— begin Extracted information —

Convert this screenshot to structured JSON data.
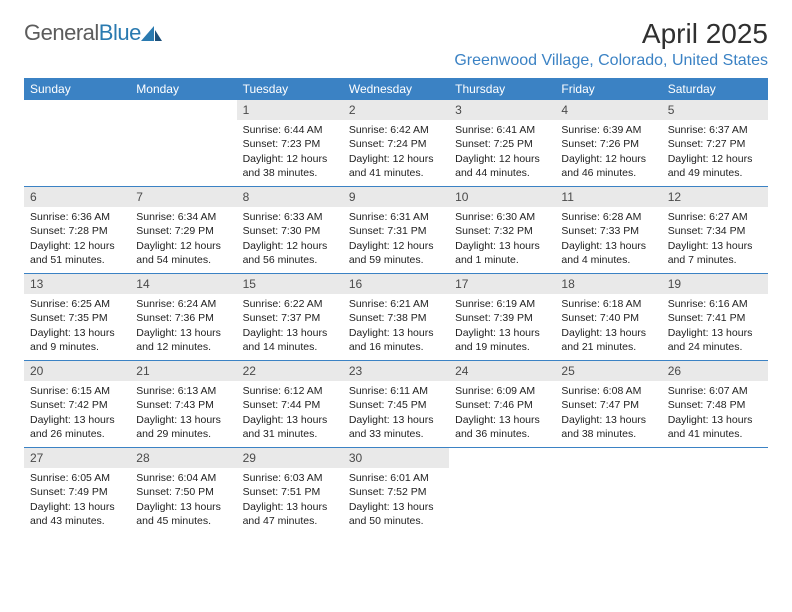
{
  "logo": {
    "word1": "General",
    "word2": "Blue"
  },
  "header": {
    "month_title": "April 2025",
    "location": "Greenwood Village, Colorado, United States"
  },
  "colors": {
    "header_band": "#3b82c4",
    "daynum_bg": "#e9e9e9",
    "location_text": "#3b82c4",
    "logo_gray": "#5c5c5c",
    "logo_blue": "#2a7ab0"
  },
  "dow": [
    "Sunday",
    "Monday",
    "Tuesday",
    "Wednesday",
    "Thursday",
    "Friday",
    "Saturday"
  ],
  "weeks": [
    [
      null,
      null,
      {
        "n": "1",
        "sr": "Sunrise: 6:44 AM",
        "ss": "Sunset: 7:23 PM",
        "dl": "Daylight: 12 hours and 38 minutes."
      },
      {
        "n": "2",
        "sr": "Sunrise: 6:42 AM",
        "ss": "Sunset: 7:24 PM",
        "dl": "Daylight: 12 hours and 41 minutes."
      },
      {
        "n": "3",
        "sr": "Sunrise: 6:41 AM",
        "ss": "Sunset: 7:25 PM",
        "dl": "Daylight: 12 hours and 44 minutes."
      },
      {
        "n": "4",
        "sr": "Sunrise: 6:39 AM",
        "ss": "Sunset: 7:26 PM",
        "dl": "Daylight: 12 hours and 46 minutes."
      },
      {
        "n": "5",
        "sr": "Sunrise: 6:37 AM",
        "ss": "Sunset: 7:27 PM",
        "dl": "Daylight: 12 hours and 49 minutes."
      }
    ],
    [
      {
        "n": "6",
        "sr": "Sunrise: 6:36 AM",
        "ss": "Sunset: 7:28 PM",
        "dl": "Daylight: 12 hours and 51 minutes."
      },
      {
        "n": "7",
        "sr": "Sunrise: 6:34 AM",
        "ss": "Sunset: 7:29 PM",
        "dl": "Daylight: 12 hours and 54 minutes."
      },
      {
        "n": "8",
        "sr": "Sunrise: 6:33 AM",
        "ss": "Sunset: 7:30 PM",
        "dl": "Daylight: 12 hours and 56 minutes."
      },
      {
        "n": "9",
        "sr": "Sunrise: 6:31 AM",
        "ss": "Sunset: 7:31 PM",
        "dl": "Daylight: 12 hours and 59 minutes."
      },
      {
        "n": "10",
        "sr": "Sunrise: 6:30 AM",
        "ss": "Sunset: 7:32 PM",
        "dl": "Daylight: 13 hours and 1 minute."
      },
      {
        "n": "11",
        "sr": "Sunrise: 6:28 AM",
        "ss": "Sunset: 7:33 PM",
        "dl": "Daylight: 13 hours and 4 minutes."
      },
      {
        "n": "12",
        "sr": "Sunrise: 6:27 AM",
        "ss": "Sunset: 7:34 PM",
        "dl": "Daylight: 13 hours and 7 minutes."
      }
    ],
    [
      {
        "n": "13",
        "sr": "Sunrise: 6:25 AM",
        "ss": "Sunset: 7:35 PM",
        "dl": "Daylight: 13 hours and 9 minutes."
      },
      {
        "n": "14",
        "sr": "Sunrise: 6:24 AM",
        "ss": "Sunset: 7:36 PM",
        "dl": "Daylight: 13 hours and 12 minutes."
      },
      {
        "n": "15",
        "sr": "Sunrise: 6:22 AM",
        "ss": "Sunset: 7:37 PM",
        "dl": "Daylight: 13 hours and 14 minutes."
      },
      {
        "n": "16",
        "sr": "Sunrise: 6:21 AM",
        "ss": "Sunset: 7:38 PM",
        "dl": "Daylight: 13 hours and 16 minutes."
      },
      {
        "n": "17",
        "sr": "Sunrise: 6:19 AM",
        "ss": "Sunset: 7:39 PM",
        "dl": "Daylight: 13 hours and 19 minutes."
      },
      {
        "n": "18",
        "sr": "Sunrise: 6:18 AM",
        "ss": "Sunset: 7:40 PM",
        "dl": "Daylight: 13 hours and 21 minutes."
      },
      {
        "n": "19",
        "sr": "Sunrise: 6:16 AM",
        "ss": "Sunset: 7:41 PM",
        "dl": "Daylight: 13 hours and 24 minutes."
      }
    ],
    [
      {
        "n": "20",
        "sr": "Sunrise: 6:15 AM",
        "ss": "Sunset: 7:42 PM",
        "dl": "Daylight: 13 hours and 26 minutes."
      },
      {
        "n": "21",
        "sr": "Sunrise: 6:13 AM",
        "ss": "Sunset: 7:43 PM",
        "dl": "Daylight: 13 hours and 29 minutes."
      },
      {
        "n": "22",
        "sr": "Sunrise: 6:12 AM",
        "ss": "Sunset: 7:44 PM",
        "dl": "Daylight: 13 hours and 31 minutes."
      },
      {
        "n": "23",
        "sr": "Sunrise: 6:11 AM",
        "ss": "Sunset: 7:45 PM",
        "dl": "Daylight: 13 hours and 33 minutes."
      },
      {
        "n": "24",
        "sr": "Sunrise: 6:09 AM",
        "ss": "Sunset: 7:46 PM",
        "dl": "Daylight: 13 hours and 36 minutes."
      },
      {
        "n": "25",
        "sr": "Sunrise: 6:08 AM",
        "ss": "Sunset: 7:47 PM",
        "dl": "Daylight: 13 hours and 38 minutes."
      },
      {
        "n": "26",
        "sr": "Sunrise: 6:07 AM",
        "ss": "Sunset: 7:48 PM",
        "dl": "Daylight: 13 hours and 41 minutes."
      }
    ],
    [
      {
        "n": "27",
        "sr": "Sunrise: 6:05 AM",
        "ss": "Sunset: 7:49 PM",
        "dl": "Daylight: 13 hours and 43 minutes."
      },
      {
        "n": "28",
        "sr": "Sunrise: 6:04 AM",
        "ss": "Sunset: 7:50 PM",
        "dl": "Daylight: 13 hours and 45 minutes."
      },
      {
        "n": "29",
        "sr": "Sunrise: 6:03 AM",
        "ss": "Sunset: 7:51 PM",
        "dl": "Daylight: 13 hours and 47 minutes."
      },
      {
        "n": "30",
        "sr": "Sunrise: 6:01 AM",
        "ss": "Sunset: 7:52 PM",
        "dl": "Daylight: 13 hours and 50 minutes."
      },
      null,
      null,
      null
    ]
  ]
}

— end Extracted information —

• _Problem requirements_:
Write out the whole listing again, exactly, with no pictures.

• _Reply to the exercise_:
Convert this screenshot to structured JSON data.
{
  "logo": {
    "word1": "General",
    "word2": "Blue"
  },
  "header": {
    "month_title": "April 2025",
    "location": "Greenwood Village, Colorado, United States"
  },
  "colors": {
    "header_band": "#3b82c4",
    "daynum_bg": "#e9e9e9",
    "location_text": "#3b82c4",
    "logo_gray": "#5c5c5c",
    "logo_blue": "#2a7ab0"
  },
  "dow": [
    "Sunday",
    "Monday",
    "Tuesday",
    "Wednesday",
    "Thursday",
    "Friday",
    "Saturday"
  ],
  "weeks": [
    [
      null,
      null,
      {
        "n": "1",
        "sr": "Sunrise: 6:44 AM",
        "ss": "Sunset: 7:23 PM",
        "dl": "Daylight: 12 hours and 38 minutes."
      },
      {
        "n": "2",
        "sr": "Sunrise: 6:42 AM",
        "ss": "Sunset: 7:24 PM",
        "dl": "Daylight: 12 hours and 41 minutes."
      },
      {
        "n": "3",
        "sr": "Sunrise: 6:41 AM",
        "ss": "Sunset: 7:25 PM",
        "dl": "Daylight: 12 hours and 44 minutes."
      },
      {
        "n": "4",
        "sr": "Sunrise: 6:39 AM",
        "ss": "Sunset: 7:26 PM",
        "dl": "Daylight: 12 hours and 46 minutes."
      },
      {
        "n": "5",
        "sr": "Sunrise: 6:37 AM",
        "ss": "Sunset: 7:27 PM",
        "dl": "Daylight: 12 hours and 49 minutes."
      }
    ],
    [
      {
        "n": "6",
        "sr": "Sunrise: 6:36 AM",
        "ss": "Sunset: 7:28 PM",
        "dl": "Daylight: 12 hours and 51 minutes."
      },
      {
        "n": "7",
        "sr": "Sunrise: 6:34 AM",
        "ss": "Sunset: 7:29 PM",
        "dl": "Daylight: 12 hours and 54 minutes."
      },
      {
        "n": "8",
        "sr": "Sunrise: 6:33 AM",
        "ss": "Sunset: 7:30 PM",
        "dl": "Daylight: 12 hours and 56 minutes."
      },
      {
        "n": "9",
        "sr": "Sunrise: 6:31 AM",
        "ss": "Sunset: 7:31 PM",
        "dl": "Daylight: 12 hours and 59 minutes."
      },
      {
        "n": "10",
        "sr": "Sunrise: 6:30 AM",
        "ss": "Sunset: 7:32 PM",
        "dl": "Daylight: 13 hours and 1 minute."
      },
      {
        "n": "11",
        "sr": "Sunrise: 6:28 AM",
        "ss": "Sunset: 7:33 PM",
        "dl": "Daylight: 13 hours and 4 minutes."
      },
      {
        "n": "12",
        "sr": "Sunrise: 6:27 AM",
        "ss": "Sunset: 7:34 PM",
        "dl": "Daylight: 13 hours and 7 minutes."
      }
    ],
    [
      {
        "n": "13",
        "sr": "Sunrise: 6:25 AM",
        "ss": "Sunset: 7:35 PM",
        "dl": "Daylight: 13 hours and 9 minutes."
      },
      {
        "n": "14",
        "sr": "Sunrise: 6:24 AM",
        "ss": "Sunset: 7:36 PM",
        "dl": "Daylight: 13 hours and 12 minutes."
      },
      {
        "n": "15",
        "sr": "Sunrise: 6:22 AM",
        "ss": "Sunset: 7:37 PM",
        "dl": "Daylight: 13 hours and 14 minutes."
      },
      {
        "n": "16",
        "sr": "Sunrise: 6:21 AM",
        "ss": "Sunset: 7:38 PM",
        "dl": "Daylight: 13 hours and 16 minutes."
      },
      {
        "n": "17",
        "sr": "Sunrise: 6:19 AM",
        "ss": "Sunset: 7:39 PM",
        "dl": "Daylight: 13 hours and 19 minutes."
      },
      {
        "n": "18",
        "sr": "Sunrise: 6:18 AM",
        "ss": "Sunset: 7:40 PM",
        "dl": "Daylight: 13 hours and 21 minutes."
      },
      {
        "n": "19",
        "sr": "Sunrise: 6:16 AM",
        "ss": "Sunset: 7:41 PM",
        "dl": "Daylight: 13 hours and 24 minutes."
      }
    ],
    [
      {
        "n": "20",
        "sr": "Sunrise: 6:15 AM",
        "ss": "Sunset: 7:42 PM",
        "dl": "Daylight: 13 hours and 26 minutes."
      },
      {
        "n": "21",
        "sr": "Sunrise: 6:13 AM",
        "ss": "Sunset: 7:43 PM",
        "dl": "Daylight: 13 hours and 29 minutes."
      },
      {
        "n": "22",
        "sr": "Sunrise: 6:12 AM",
        "ss": "Sunset: 7:44 PM",
        "dl": "Daylight: 13 hours and 31 minutes."
      },
      {
        "n": "23",
        "sr": "Sunrise: 6:11 AM",
        "ss": "Sunset: 7:45 PM",
        "dl": "Daylight: 13 hours and 33 minutes."
      },
      {
        "n": "24",
        "sr": "Sunrise: 6:09 AM",
        "ss": "Sunset: 7:46 PM",
        "dl": "Daylight: 13 hours and 36 minutes."
      },
      {
        "n": "25",
        "sr": "Sunrise: 6:08 AM",
        "ss": "Sunset: 7:47 PM",
        "dl": "Daylight: 13 hours and 38 minutes."
      },
      {
        "n": "26",
        "sr": "Sunrise: 6:07 AM",
        "ss": "Sunset: 7:48 PM",
        "dl": "Daylight: 13 hours and 41 minutes."
      }
    ],
    [
      {
        "n": "27",
        "sr": "Sunrise: 6:05 AM",
        "ss": "Sunset: 7:49 PM",
        "dl": "Daylight: 13 hours and 43 minutes."
      },
      {
        "n": "28",
        "sr": "Sunrise: 6:04 AM",
        "ss": "Sunset: 7:50 PM",
        "dl": "Daylight: 13 hours and 45 minutes."
      },
      {
        "n": "29",
        "sr": "Sunrise: 6:03 AM",
        "ss": "Sunset: 7:51 PM",
        "dl": "Daylight: 13 hours and 47 minutes."
      },
      {
        "n": "30",
        "sr": "Sunrise: 6:01 AM",
        "ss": "Sunset: 7:52 PM",
        "dl": "Daylight: 13 hours and 50 minutes."
      },
      null,
      null,
      null
    ]
  ]
}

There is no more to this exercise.